### Records supplied
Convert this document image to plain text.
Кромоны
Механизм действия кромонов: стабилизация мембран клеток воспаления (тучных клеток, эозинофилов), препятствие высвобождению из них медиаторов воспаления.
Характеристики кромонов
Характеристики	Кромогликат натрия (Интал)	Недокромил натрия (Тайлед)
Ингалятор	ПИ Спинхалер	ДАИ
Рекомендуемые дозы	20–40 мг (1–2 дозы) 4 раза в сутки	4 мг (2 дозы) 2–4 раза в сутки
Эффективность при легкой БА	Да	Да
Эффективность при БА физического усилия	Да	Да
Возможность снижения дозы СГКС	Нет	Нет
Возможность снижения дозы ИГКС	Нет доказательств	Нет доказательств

### The task
What is needed here is an exact reproduction of all the entries.

### Written answer
Convert this document image to plain text.
Кромоны
Механизм действия кромонов: стабилизация мембран клеток воспаления (тучных клеток, эозинофилов), препятствие высвобождению из них медиаторов воспаления.
Характеристики кромонов
Характеристики	Кромогликат натрия (Интал)	Недокромил натрия (Тайлед)
Ингалятор	ПИ Спинхалер	ДАИ
Рекомендуемые дозы	20–40 мг (1–2 дозы) 4 раза в сутки	4 мг (2 дозы) 2–4 раза в сутки
Эффективность при легкой БА	Да	Да
Эффективность при БА физического усилия	Да	Да
Возможность снижения дозы СГКС	Нет	Нет
Возможность снижения дозы ИГКС	Нет доказательств	Нет доказательств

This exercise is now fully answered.